[Source data]
+ + + + + + +

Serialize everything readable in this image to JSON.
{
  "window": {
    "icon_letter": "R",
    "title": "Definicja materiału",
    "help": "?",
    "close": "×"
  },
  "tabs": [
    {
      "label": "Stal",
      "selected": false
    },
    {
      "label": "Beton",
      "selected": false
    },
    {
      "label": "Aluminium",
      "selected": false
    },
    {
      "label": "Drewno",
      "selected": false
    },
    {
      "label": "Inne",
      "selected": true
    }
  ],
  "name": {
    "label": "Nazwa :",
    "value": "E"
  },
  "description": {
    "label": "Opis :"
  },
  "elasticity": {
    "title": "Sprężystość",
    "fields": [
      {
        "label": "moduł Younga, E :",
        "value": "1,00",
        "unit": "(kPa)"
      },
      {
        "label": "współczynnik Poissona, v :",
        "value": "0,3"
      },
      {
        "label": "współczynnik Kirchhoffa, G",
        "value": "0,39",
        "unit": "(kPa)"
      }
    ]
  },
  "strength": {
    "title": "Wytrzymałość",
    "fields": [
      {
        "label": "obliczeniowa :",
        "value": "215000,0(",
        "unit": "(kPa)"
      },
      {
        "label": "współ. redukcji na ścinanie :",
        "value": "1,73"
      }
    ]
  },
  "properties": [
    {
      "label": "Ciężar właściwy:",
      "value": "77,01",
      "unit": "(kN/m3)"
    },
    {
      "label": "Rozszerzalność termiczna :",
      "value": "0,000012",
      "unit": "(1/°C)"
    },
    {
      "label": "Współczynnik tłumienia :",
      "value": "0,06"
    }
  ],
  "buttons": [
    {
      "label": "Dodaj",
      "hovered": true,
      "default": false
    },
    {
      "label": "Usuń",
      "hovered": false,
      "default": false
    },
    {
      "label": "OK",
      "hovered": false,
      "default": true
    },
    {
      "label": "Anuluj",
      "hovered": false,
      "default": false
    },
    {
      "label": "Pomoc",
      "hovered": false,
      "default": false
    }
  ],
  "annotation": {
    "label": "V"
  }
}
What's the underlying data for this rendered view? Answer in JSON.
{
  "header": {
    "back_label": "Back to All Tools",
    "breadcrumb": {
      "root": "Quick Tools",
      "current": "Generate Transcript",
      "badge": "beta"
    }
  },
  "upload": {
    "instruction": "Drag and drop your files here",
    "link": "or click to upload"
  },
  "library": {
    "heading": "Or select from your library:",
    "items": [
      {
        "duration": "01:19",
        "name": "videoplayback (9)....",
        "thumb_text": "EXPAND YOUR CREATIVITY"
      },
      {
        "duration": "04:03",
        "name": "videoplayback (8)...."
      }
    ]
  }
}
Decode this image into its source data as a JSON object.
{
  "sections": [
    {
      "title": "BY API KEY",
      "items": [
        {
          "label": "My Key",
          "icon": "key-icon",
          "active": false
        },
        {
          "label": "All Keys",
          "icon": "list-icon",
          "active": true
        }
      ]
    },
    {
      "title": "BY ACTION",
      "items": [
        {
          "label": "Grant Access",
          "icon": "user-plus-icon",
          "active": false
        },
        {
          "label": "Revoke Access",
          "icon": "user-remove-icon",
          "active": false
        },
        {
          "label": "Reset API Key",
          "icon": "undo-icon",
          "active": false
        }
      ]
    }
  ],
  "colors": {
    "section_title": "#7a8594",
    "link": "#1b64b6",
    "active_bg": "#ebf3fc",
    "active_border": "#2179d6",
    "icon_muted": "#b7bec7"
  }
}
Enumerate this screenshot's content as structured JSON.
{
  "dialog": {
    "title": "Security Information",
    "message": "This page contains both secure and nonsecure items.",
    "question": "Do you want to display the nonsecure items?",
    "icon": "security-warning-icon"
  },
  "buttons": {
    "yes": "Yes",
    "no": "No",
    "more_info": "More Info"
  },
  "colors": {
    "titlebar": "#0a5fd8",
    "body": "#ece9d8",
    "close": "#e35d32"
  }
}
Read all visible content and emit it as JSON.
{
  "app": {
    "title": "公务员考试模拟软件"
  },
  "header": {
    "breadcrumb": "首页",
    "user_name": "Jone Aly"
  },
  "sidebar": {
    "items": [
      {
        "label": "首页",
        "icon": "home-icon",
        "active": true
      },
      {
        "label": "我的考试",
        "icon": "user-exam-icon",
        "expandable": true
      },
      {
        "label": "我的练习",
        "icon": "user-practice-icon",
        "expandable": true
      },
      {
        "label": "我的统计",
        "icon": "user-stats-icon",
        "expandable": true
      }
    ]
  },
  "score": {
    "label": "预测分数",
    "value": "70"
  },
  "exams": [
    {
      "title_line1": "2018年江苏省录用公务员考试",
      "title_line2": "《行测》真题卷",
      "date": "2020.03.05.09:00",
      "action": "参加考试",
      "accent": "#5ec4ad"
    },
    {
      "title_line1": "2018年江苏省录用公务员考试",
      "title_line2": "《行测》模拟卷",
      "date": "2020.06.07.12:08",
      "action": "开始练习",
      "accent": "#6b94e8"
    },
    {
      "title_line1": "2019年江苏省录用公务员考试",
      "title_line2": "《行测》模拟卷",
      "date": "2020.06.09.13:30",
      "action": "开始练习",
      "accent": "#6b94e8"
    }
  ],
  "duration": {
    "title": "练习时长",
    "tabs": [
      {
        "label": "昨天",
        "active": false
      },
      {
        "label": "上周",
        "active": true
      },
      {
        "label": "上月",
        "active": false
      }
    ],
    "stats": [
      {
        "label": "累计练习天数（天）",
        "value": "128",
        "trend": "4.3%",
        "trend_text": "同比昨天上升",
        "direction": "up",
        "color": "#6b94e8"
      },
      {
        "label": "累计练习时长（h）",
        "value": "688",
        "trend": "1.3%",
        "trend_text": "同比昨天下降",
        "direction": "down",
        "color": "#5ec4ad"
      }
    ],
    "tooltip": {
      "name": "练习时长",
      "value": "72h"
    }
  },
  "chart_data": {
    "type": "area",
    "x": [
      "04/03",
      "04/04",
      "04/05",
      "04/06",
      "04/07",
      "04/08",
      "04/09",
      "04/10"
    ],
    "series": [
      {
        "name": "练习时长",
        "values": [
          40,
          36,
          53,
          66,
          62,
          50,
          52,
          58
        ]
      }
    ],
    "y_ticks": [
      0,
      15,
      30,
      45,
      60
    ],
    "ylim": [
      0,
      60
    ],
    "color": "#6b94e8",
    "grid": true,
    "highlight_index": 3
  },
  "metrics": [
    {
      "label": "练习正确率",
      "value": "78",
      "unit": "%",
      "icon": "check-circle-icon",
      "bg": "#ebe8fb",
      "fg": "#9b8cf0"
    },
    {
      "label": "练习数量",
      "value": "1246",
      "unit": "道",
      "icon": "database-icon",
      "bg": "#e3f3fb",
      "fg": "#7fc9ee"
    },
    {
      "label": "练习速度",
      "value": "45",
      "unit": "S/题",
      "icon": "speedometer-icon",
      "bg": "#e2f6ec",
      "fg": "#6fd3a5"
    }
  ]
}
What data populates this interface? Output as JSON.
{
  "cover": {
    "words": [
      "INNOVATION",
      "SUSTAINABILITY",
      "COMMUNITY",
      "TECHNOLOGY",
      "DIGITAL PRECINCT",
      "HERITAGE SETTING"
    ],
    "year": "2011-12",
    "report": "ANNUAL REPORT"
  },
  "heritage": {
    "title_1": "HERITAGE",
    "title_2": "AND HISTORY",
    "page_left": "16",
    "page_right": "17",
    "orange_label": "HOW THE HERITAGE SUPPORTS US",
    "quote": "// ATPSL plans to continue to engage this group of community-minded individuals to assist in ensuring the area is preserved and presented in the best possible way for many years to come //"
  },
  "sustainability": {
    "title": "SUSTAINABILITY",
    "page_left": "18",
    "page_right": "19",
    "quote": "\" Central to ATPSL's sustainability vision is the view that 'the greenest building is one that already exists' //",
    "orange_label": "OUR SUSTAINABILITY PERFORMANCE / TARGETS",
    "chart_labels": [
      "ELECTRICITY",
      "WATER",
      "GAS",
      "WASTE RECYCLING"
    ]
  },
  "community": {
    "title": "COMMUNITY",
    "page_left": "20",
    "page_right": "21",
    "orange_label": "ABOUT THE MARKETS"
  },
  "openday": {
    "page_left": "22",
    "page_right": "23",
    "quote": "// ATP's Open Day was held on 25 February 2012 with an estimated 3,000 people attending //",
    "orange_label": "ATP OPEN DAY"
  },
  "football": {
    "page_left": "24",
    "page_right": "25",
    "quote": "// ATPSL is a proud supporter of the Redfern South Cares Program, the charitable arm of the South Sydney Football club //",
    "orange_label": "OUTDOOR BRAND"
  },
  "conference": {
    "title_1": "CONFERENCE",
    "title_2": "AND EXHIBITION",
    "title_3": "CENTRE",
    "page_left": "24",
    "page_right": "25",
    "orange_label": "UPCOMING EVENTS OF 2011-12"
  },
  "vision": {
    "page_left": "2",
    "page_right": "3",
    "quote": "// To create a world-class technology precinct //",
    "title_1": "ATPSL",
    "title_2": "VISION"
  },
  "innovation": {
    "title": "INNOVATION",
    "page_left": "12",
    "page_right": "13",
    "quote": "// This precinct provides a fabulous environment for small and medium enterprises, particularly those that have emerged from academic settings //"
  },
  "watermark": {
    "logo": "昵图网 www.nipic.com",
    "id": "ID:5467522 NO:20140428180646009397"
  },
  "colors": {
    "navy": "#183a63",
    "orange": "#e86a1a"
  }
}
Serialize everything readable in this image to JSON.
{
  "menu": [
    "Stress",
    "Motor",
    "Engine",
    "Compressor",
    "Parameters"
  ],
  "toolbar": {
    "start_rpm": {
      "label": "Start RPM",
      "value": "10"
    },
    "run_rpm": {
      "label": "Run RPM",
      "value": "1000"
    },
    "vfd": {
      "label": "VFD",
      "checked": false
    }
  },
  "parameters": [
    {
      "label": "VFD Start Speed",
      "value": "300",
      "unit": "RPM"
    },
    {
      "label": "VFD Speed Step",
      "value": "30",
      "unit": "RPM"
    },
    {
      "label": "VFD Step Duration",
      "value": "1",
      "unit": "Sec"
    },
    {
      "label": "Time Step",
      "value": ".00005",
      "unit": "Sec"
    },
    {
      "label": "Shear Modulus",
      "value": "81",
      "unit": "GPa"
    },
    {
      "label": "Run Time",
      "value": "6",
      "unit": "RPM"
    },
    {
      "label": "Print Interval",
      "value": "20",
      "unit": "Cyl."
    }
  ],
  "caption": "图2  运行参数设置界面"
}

+ + + + + + +

What to do ::
How many lines in these records hold the string "nonsecure"? Reply with the number alone.

The output ::
2